» Task statement:
Examine the material below. Gather every line in which the string "this" appears.

» Input material:
+ + +
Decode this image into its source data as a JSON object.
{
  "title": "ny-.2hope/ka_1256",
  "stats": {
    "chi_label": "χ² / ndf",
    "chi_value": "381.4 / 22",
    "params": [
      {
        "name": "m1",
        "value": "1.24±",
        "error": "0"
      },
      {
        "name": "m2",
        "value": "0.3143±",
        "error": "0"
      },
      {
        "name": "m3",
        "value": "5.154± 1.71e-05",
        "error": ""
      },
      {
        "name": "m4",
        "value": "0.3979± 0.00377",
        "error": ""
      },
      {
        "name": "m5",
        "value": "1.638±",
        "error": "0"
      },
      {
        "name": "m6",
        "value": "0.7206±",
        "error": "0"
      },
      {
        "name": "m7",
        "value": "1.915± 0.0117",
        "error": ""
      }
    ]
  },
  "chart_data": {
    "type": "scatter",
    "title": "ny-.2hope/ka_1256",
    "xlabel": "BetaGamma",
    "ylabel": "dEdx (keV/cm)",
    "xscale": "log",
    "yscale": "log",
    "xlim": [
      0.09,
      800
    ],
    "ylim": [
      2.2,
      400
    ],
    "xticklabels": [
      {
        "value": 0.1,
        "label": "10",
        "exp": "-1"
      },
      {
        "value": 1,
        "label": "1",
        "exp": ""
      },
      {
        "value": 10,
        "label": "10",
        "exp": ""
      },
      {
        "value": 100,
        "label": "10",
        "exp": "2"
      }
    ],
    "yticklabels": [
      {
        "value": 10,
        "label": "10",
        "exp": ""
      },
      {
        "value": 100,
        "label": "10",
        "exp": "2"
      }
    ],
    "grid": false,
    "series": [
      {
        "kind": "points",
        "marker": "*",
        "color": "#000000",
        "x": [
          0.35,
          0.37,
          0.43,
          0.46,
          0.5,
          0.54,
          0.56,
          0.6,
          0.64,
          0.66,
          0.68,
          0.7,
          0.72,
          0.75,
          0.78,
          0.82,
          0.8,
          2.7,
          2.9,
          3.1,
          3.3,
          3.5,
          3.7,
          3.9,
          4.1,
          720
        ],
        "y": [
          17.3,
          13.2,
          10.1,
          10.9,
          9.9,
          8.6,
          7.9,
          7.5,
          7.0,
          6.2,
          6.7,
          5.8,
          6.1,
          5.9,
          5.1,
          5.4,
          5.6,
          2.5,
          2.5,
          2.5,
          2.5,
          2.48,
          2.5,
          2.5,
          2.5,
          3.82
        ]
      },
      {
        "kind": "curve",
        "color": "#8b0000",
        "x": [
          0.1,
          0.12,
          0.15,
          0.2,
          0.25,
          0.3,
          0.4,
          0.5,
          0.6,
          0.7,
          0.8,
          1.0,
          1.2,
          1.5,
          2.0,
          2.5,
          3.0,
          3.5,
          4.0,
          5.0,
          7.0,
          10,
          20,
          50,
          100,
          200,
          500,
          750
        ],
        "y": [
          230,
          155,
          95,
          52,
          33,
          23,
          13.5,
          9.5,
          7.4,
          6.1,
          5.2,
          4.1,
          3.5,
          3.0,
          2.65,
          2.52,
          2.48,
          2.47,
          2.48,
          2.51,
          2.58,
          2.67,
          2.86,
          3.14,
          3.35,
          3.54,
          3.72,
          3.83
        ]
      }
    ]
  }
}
+ + +
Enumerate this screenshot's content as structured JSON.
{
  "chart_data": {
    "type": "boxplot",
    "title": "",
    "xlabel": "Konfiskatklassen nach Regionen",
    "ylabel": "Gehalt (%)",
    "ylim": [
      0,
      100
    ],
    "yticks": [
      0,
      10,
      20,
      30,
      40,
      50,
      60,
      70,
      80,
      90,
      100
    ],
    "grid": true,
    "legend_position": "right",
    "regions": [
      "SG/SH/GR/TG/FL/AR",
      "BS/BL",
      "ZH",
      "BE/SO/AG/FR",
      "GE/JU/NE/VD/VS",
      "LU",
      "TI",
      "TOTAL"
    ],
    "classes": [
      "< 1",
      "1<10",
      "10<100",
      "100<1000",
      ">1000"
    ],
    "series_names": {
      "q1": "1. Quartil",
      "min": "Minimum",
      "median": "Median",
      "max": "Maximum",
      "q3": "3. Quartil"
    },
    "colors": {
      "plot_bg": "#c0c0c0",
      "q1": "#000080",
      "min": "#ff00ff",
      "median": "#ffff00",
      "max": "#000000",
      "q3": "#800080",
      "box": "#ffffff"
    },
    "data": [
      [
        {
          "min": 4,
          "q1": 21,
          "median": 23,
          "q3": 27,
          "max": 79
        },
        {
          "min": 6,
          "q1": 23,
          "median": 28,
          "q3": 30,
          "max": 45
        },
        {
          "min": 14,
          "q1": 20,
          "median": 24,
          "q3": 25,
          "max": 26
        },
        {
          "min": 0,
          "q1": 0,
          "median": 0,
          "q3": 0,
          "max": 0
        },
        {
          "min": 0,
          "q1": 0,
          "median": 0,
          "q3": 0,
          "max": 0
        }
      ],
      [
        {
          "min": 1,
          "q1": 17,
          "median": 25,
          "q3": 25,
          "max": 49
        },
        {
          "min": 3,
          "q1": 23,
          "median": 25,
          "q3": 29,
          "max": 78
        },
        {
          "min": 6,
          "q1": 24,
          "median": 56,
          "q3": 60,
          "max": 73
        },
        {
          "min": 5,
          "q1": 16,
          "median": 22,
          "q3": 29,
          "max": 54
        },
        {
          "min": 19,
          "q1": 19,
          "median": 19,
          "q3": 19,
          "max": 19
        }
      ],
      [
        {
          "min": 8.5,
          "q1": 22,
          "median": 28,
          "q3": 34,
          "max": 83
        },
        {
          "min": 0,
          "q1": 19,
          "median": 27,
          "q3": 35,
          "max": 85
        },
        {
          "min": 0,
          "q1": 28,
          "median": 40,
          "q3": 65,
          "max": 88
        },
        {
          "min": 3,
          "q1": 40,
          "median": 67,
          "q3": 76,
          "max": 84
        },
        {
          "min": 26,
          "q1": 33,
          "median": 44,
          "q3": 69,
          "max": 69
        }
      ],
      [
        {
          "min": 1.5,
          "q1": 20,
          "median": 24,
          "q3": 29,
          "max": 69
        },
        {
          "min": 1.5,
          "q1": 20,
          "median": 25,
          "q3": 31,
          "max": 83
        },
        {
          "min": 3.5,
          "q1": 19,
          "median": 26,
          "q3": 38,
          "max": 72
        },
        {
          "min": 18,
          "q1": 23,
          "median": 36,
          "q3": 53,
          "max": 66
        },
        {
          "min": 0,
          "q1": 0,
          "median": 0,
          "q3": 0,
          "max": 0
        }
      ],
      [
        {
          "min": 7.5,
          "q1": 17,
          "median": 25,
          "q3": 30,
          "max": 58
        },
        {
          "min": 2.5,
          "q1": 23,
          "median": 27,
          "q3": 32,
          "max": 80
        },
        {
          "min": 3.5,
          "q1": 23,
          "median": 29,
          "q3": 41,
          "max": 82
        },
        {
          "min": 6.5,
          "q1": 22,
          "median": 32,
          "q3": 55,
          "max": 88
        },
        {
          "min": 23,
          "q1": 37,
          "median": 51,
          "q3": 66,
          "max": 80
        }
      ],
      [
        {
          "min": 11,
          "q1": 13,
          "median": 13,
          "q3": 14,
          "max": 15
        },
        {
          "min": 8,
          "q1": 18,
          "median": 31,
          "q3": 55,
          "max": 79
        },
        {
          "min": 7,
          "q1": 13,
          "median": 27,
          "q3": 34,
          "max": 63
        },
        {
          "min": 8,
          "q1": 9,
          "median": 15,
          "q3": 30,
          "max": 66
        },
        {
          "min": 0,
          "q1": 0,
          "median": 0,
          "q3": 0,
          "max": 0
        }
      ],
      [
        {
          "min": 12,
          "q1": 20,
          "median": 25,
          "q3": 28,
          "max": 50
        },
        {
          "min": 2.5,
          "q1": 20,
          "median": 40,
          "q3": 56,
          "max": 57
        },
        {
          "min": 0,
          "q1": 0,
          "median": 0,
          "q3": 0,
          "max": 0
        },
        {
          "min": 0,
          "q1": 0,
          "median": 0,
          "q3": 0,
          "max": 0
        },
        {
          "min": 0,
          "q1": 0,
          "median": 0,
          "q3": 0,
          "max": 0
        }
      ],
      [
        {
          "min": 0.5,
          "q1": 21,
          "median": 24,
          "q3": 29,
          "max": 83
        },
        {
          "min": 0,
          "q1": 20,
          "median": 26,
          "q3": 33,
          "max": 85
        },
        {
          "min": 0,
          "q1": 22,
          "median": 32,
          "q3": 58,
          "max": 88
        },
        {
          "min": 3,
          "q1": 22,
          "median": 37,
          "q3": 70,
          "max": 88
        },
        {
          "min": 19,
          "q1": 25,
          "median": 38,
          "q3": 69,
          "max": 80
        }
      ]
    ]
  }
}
+ + +
» The solution:
Decode this image into its source data as a JSON object.
Enumerate this screenshot's content as structured JSON.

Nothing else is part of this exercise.